INSTRUCTION:
Select each line where the word "title" appears.

DATA TO USE:
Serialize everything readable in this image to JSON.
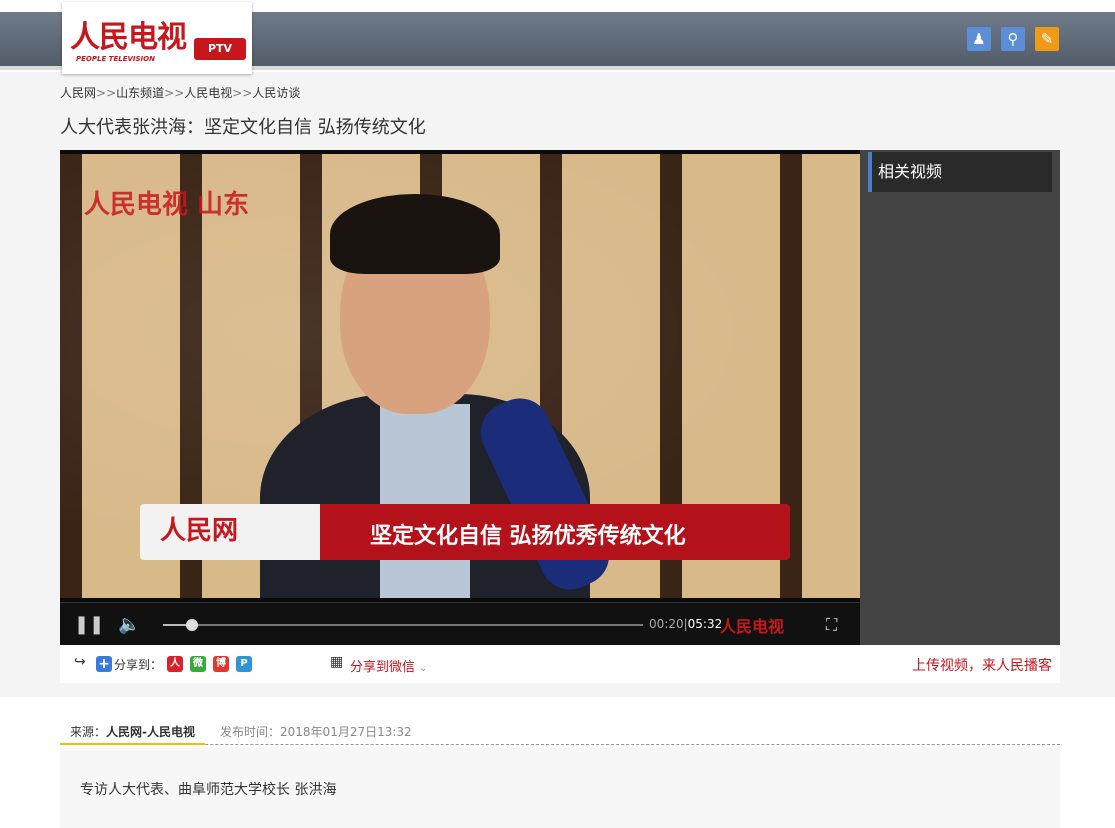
{
  "header": {
    "logo_text": "人民电视",
    "logo_badge": "PTV",
    "logo_sub": "PEOPLE TELEVISION",
    "icons": [
      {
        "name": "user-icon",
        "color": "#5b8ed6"
      },
      {
        "name": "search-icon",
        "color": "#5b8ed6"
      },
      {
        "name": "edit-icon",
        "color": "#f09a1a"
      }
    ]
  },
  "breadcrumb": {
    "items": [
      "人民网",
      "山东频道",
      "人民电视",
      "人民访谈"
    ],
    "separator": ">>"
  },
  "page": {
    "title": "人大代表张洪海：坚定文化自信 弘扬传统文化"
  },
  "player": {
    "watermark": "人民电视 山东",
    "banner_logo": "人民网",
    "banner_text": "坚定文化自信  弘扬优秀传统文化",
    "current_time": "00:20",
    "duration": "05:32",
    "progress_fraction": 0.06,
    "brand_mark": "人民电视"
  },
  "sidebar": {
    "title": "相关视频"
  },
  "share": {
    "label": "分享到：",
    "wechat_label": "分享到微信",
    "upload_text": "上传视频，来人民播客",
    "icons": [
      {
        "name": "people-share-icon",
        "color": "#d8232a",
        "glyph": "人"
      },
      {
        "name": "wechat-icon",
        "color": "#3aa83a",
        "glyph": "微"
      },
      {
        "name": "weibo-icon",
        "color": "#e3372b",
        "glyph": "博"
      },
      {
        "name": "qzone-icon",
        "color": "#2d95d6",
        "glyph": "P"
      }
    ]
  },
  "article": {
    "source_label": "来源：",
    "source_value": "人民网-人民电视",
    "publish_label": "发布时间：",
    "publish_value": "2018年01月27日13:32",
    "summary": "专访人大代表、曲阜师范大学校长 张洪海"
  }
}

RESULT OF THE EXERCISE:
    "title": "人大代表张洪海：坚定文化自信 弘扬传统文化"
    "title": "相关视频"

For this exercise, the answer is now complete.